* [YOUR TASK]:
Set out each line from the following listing that includes the word "آموزشی".

* * * * * * * * *

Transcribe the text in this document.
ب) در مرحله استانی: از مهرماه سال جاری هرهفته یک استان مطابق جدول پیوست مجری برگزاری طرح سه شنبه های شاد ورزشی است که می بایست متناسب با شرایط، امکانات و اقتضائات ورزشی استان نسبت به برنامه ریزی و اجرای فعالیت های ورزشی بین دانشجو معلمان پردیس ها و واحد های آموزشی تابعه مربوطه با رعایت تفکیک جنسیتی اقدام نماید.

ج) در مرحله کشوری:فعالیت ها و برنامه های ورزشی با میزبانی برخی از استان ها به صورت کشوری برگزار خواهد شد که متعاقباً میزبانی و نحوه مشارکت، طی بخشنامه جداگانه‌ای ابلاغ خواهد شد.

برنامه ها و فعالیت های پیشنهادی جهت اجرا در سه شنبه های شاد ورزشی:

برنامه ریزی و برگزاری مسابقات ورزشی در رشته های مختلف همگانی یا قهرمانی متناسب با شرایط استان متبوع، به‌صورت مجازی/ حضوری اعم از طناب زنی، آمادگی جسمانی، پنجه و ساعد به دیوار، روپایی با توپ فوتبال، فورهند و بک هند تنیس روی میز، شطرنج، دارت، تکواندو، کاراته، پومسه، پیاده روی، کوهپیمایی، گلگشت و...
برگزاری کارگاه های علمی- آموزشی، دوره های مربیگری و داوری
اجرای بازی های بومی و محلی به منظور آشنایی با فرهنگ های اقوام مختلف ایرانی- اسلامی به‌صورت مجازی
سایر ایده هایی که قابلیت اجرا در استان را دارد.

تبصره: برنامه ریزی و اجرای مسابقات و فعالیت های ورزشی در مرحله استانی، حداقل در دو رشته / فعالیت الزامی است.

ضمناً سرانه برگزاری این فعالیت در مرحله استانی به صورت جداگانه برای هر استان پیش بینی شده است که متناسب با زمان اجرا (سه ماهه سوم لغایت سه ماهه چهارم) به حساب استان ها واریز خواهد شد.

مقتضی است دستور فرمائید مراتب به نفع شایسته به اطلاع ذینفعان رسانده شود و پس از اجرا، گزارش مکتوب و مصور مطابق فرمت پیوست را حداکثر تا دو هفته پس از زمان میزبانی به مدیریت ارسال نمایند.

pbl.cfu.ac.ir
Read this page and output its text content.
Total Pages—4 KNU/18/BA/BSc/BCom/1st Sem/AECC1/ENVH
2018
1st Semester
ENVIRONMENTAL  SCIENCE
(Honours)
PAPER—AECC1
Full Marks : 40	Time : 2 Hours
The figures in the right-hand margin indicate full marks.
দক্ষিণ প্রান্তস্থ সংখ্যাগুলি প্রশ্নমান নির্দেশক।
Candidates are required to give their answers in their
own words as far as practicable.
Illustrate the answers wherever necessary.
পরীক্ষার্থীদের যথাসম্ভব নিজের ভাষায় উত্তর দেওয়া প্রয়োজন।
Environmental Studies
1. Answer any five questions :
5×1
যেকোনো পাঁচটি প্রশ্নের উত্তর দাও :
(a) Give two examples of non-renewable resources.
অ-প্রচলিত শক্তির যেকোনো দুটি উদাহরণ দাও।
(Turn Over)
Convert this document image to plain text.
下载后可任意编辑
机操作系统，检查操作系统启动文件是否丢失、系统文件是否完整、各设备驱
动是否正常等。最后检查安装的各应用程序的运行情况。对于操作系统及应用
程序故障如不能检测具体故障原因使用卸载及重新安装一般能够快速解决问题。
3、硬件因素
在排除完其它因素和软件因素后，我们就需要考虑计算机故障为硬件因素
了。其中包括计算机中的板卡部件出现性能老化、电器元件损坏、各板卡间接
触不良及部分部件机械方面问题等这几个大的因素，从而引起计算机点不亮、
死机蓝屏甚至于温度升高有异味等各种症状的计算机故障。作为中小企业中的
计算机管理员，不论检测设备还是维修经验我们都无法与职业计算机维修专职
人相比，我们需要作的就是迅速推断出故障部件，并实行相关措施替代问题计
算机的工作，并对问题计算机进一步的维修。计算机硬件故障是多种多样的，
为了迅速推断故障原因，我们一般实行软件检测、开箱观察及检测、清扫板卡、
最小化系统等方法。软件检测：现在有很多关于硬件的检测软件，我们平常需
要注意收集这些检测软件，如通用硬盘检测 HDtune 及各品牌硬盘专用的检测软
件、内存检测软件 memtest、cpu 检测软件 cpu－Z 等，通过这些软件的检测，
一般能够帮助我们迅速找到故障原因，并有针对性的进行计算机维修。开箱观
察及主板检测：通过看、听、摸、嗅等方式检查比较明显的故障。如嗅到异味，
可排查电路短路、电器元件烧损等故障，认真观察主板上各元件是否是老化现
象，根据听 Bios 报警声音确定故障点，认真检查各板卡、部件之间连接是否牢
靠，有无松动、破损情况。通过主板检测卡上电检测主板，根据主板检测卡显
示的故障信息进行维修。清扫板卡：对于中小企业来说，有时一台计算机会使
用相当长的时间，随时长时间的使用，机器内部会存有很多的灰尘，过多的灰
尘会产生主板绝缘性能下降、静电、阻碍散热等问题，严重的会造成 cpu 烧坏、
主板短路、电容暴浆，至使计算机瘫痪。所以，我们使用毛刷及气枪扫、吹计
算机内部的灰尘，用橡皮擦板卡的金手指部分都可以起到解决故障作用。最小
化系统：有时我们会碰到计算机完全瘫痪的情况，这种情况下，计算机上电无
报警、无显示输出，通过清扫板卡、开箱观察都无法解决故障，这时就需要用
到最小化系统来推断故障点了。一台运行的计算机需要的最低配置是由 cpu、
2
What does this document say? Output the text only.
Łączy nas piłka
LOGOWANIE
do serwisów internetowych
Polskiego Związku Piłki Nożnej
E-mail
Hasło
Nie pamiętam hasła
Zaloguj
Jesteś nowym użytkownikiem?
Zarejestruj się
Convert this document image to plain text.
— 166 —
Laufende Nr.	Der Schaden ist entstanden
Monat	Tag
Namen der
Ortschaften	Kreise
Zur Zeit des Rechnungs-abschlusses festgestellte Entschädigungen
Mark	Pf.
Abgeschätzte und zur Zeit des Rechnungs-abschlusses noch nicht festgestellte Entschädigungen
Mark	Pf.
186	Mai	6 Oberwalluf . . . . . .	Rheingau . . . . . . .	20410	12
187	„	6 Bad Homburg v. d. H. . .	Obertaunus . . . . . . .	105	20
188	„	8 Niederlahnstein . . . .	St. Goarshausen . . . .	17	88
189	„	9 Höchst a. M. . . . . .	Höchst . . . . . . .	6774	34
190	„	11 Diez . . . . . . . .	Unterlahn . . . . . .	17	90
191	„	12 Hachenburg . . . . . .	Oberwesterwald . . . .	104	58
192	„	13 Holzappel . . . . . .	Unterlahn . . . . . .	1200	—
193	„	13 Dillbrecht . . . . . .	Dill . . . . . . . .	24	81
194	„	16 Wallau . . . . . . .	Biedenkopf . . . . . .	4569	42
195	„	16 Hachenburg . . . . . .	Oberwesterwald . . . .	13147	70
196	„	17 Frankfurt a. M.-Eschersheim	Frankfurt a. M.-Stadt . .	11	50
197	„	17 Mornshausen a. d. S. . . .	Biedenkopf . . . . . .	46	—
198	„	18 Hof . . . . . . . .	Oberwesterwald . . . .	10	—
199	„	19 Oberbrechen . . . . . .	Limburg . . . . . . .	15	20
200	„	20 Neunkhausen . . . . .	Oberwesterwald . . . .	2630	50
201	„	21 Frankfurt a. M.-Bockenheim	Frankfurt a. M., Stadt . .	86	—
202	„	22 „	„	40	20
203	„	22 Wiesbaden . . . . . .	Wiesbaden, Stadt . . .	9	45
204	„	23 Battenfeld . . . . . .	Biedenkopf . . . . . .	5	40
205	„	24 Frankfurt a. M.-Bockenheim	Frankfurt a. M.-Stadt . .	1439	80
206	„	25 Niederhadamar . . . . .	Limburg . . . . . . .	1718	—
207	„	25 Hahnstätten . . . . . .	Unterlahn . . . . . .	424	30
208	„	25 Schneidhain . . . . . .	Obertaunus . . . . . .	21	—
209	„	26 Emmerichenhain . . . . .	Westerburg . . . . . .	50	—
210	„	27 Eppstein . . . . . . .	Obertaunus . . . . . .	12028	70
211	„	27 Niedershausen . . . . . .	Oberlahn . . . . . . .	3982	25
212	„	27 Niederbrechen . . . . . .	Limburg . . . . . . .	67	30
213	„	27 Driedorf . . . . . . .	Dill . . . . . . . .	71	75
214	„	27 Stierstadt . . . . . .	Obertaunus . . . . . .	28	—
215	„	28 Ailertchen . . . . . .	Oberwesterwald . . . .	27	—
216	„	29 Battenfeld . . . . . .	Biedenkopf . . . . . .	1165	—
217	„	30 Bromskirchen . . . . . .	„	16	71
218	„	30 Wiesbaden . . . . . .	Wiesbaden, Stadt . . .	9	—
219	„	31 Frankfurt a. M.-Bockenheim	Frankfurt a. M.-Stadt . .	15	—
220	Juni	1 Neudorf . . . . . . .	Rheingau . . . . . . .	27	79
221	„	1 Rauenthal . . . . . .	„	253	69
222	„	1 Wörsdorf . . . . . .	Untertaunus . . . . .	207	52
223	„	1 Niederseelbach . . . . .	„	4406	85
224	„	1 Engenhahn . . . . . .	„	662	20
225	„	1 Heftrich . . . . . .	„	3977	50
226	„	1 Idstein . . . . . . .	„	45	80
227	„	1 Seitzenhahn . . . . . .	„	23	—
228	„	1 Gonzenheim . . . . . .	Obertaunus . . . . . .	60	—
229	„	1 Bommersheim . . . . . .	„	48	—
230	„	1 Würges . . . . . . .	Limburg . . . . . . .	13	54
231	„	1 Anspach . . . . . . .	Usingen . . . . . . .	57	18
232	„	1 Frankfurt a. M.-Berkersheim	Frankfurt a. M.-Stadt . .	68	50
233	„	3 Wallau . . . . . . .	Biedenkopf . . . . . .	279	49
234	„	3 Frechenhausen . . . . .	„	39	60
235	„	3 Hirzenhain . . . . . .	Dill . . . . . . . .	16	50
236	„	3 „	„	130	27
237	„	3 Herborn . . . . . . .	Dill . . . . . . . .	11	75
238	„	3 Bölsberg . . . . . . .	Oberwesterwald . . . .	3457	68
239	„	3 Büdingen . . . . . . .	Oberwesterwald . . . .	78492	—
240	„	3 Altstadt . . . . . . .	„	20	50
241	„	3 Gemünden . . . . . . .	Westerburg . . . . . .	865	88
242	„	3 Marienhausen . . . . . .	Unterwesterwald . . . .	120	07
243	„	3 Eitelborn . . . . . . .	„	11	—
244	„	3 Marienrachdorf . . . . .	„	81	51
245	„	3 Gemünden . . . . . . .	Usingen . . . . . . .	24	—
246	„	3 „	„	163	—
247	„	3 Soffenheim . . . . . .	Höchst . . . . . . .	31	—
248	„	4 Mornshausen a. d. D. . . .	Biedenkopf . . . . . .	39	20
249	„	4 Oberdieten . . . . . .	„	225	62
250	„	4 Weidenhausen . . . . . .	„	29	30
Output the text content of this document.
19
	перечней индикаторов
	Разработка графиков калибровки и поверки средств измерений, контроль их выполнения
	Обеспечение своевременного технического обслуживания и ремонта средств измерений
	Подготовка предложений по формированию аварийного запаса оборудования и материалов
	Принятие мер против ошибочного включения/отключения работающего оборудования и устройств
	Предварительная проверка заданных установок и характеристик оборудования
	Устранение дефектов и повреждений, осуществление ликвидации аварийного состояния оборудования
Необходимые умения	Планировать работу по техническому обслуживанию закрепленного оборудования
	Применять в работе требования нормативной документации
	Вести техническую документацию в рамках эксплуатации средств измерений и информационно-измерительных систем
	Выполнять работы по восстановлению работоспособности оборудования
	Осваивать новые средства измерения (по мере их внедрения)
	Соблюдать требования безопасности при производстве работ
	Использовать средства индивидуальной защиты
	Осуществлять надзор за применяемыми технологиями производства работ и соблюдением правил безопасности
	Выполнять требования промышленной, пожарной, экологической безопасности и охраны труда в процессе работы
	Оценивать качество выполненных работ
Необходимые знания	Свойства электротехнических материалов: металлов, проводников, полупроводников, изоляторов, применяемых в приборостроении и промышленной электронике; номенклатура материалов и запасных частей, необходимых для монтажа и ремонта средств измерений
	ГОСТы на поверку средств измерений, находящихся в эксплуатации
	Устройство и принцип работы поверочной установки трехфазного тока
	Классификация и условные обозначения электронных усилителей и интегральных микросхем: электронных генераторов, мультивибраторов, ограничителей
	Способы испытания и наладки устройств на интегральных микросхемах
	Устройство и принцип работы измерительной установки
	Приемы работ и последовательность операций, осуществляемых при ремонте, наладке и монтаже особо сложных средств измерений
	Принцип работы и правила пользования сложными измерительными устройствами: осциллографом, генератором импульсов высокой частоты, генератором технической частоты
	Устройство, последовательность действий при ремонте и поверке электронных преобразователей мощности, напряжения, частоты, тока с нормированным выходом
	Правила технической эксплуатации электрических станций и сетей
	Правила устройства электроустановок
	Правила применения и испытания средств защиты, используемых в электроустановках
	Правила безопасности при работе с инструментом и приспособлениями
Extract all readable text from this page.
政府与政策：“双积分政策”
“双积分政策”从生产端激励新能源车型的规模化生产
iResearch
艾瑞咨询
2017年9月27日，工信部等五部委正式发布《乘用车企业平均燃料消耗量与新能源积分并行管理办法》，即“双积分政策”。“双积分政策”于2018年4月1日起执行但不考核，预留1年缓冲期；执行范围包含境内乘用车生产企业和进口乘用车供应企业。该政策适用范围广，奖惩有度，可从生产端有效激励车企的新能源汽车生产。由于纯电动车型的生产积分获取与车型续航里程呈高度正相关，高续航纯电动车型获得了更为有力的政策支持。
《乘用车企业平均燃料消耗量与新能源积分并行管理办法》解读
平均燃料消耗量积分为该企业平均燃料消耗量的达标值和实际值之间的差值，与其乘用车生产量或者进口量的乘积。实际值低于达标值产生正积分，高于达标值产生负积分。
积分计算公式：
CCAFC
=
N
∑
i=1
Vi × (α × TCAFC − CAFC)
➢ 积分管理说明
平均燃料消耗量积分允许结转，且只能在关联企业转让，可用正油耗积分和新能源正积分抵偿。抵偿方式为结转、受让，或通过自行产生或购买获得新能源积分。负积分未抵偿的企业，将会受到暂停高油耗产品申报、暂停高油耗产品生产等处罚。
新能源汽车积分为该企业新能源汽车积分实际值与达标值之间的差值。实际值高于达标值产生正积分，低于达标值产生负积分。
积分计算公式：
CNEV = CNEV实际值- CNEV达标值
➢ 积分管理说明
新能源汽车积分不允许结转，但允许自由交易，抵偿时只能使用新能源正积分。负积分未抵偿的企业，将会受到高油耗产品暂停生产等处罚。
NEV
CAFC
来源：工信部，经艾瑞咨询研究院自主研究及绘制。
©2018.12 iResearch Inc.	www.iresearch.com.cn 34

* * * * * * * * *

* [WORKED ANSWER]:
ب) در مرحله استانی: از مهرماه سال جاری هرهفته یک استان مطابق جدول پیوست مجری برگزاری طرح سه شنبه های شاد ورزشی است که می بایست متناسب با شرایط، امکانات و اقتضائات ورزشی استان نسبت به برنامه ریزی و اجرای فعالیت های ورزشی بین دانشجو معلمان پردیس ها و واحد های آموزشی تابعه مربوطه با رعایت تفکیک جنسیتی اقدام نماید.
برگزاری کارگاه های علمی- آموزشی، دوره های مربیگری و داوری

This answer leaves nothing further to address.